= Short problem =
Copy everything in the listing below word for word, apart from any images.

= Entries provided =
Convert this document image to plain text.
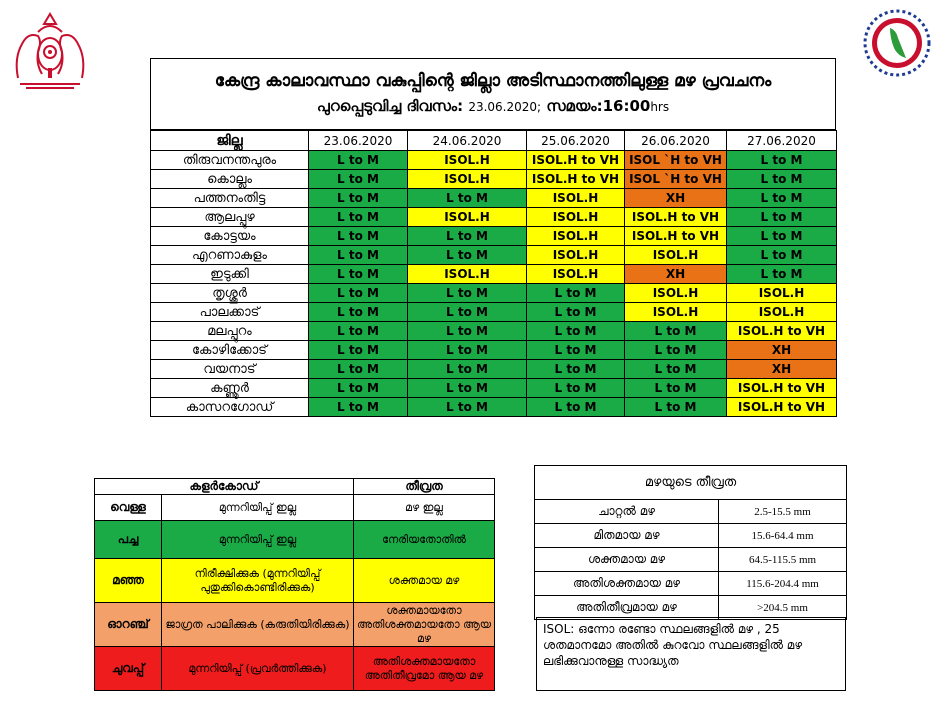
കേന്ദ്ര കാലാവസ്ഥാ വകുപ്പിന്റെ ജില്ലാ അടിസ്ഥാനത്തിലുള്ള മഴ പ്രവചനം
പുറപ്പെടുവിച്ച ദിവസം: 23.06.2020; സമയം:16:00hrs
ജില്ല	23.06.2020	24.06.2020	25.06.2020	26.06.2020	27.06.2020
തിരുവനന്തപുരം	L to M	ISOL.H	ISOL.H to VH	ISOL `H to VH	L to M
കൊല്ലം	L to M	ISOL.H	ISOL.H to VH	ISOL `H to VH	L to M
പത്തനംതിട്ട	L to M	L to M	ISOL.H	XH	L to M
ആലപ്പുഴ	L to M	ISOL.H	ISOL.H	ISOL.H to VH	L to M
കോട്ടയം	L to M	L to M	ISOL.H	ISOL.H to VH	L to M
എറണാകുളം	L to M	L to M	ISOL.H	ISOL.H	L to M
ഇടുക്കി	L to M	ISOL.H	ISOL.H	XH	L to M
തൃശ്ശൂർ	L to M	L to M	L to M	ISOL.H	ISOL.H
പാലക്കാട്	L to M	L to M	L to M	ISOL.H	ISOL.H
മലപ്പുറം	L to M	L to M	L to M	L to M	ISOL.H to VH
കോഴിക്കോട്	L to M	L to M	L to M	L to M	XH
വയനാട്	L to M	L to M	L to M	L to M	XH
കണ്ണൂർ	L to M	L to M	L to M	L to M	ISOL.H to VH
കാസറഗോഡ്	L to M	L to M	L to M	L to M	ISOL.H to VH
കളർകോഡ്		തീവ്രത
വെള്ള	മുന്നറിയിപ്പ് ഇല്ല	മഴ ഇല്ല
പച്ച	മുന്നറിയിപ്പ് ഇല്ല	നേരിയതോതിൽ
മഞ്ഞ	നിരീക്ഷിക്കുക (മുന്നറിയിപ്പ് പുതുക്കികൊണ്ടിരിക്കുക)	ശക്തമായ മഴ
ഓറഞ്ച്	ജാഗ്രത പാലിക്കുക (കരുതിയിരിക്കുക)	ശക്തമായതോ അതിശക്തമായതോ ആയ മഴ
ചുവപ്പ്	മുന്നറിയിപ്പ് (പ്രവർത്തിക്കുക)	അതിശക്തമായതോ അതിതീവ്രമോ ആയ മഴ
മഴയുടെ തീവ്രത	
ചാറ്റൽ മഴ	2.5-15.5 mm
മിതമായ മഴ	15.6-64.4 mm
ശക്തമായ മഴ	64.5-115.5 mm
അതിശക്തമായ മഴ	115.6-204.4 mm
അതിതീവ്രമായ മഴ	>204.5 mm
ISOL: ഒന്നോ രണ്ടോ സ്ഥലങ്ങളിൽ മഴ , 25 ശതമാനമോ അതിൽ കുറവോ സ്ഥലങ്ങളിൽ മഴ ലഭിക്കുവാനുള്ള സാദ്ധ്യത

= Output for this exercise =
Convert this document image to plain text.
കേന്ദ്ര കാലാവസ്ഥാ വകുപ്പിന്റെ ജില്ലാ അടിസ്ഥാനത്തിലുള്ള മഴ പ്രവചനം
പുറപ്പെടുവിച്ച ദിവസം: 23.06.2020; സമയം:16:00hrs
ജില്ല	23.06.2020	24.06.2020	25.06.2020	26.06.2020	27.06.2020
തിരുവനന്തപുരം	L to M	ISOL.H	ISOL.H to VH	ISOL `H to VH	L to M
കൊല്ലം	L to M	ISOL.H	ISOL.H to VH	ISOL `H to VH	L to M
പത്തനംതിട്ട	L to M	L to M	ISOL.H	XH	L to M
ആലപ്പുഴ	L to M	ISOL.H	ISOL.H	ISOL.H to VH	L to M
കോട്ടയം	L to M	L to M	ISOL.H	ISOL.H to VH	L to M
എറണാകുളം	L to M	L to M	ISOL.H	ISOL.H	L to M
ഇടുക്കി	L to M	ISOL.H	ISOL.H	XH	L to M
തൃശ്ശൂർ	L to M	L to M	L to M	ISOL.H	ISOL.H
പാലക്കാട്	L to M	L to M	L to M	ISOL.H	ISOL.H
മലപ്പുറം	L to M	L to M	L to M	L to M	ISOL.H to VH
കോഴിക്കോട്	L to M	L to M	L to M	L to M	XH
വയനാട്	L to M	L to M	L to M	L to M	XH
കണ്ണൂർ	L to M	L to M	L to M	L to M	ISOL.H to VH
കാസറഗോഡ്	L to M	L to M	L to M	L to M	ISOL.H to VH
കളർകോഡ്		തീവ്രത
വെള്ള	മുന്നറിയിപ്പ് ഇല്ല	മഴ ഇല്ല
പച്ച	മുന്നറിയിപ്പ് ഇല്ല	നേരിയതോതിൽ
മഞ്ഞ	നിരീക്ഷിക്കുക (മുന്നറിയിപ്പ് പുതുക്കികൊണ്ടിരിക്കുക)	ശക്തമായ മഴ
ഓറഞ്ച്	ജാഗ്രത പാലിക്കുക (കരുതിയിരിക്കുക)	ശക്തമായതോ അതിശക്തമായതോ ആയ മഴ
ചുവപ്പ്	മുന്നറിയിപ്പ് (പ്രവർത്തിക്കുക)	അതിശക്തമായതോ അതിതീവ്രമോ ആയ മഴ
മഴയുടെ തീവ്രത	
ചാറ്റൽ മഴ	2.5-15.5 mm
മിതമായ മഴ	15.6-64.4 mm
ശക്തമായ മഴ	64.5-115.5 mm
അതിശക്തമായ മഴ	115.6-204.4 mm
അതിതീവ്രമായ മഴ	>204.5 mm
ISOL: ഒന്നോ രണ്ടോ സ്ഥലങ്ങളിൽ മഴ , 25 ശതമാനമോ അതിൽ കുറവോ സ്ഥലങ്ങളിൽ മഴ ലഭിക്കുവാനുള്ള സാദ്ധ്യത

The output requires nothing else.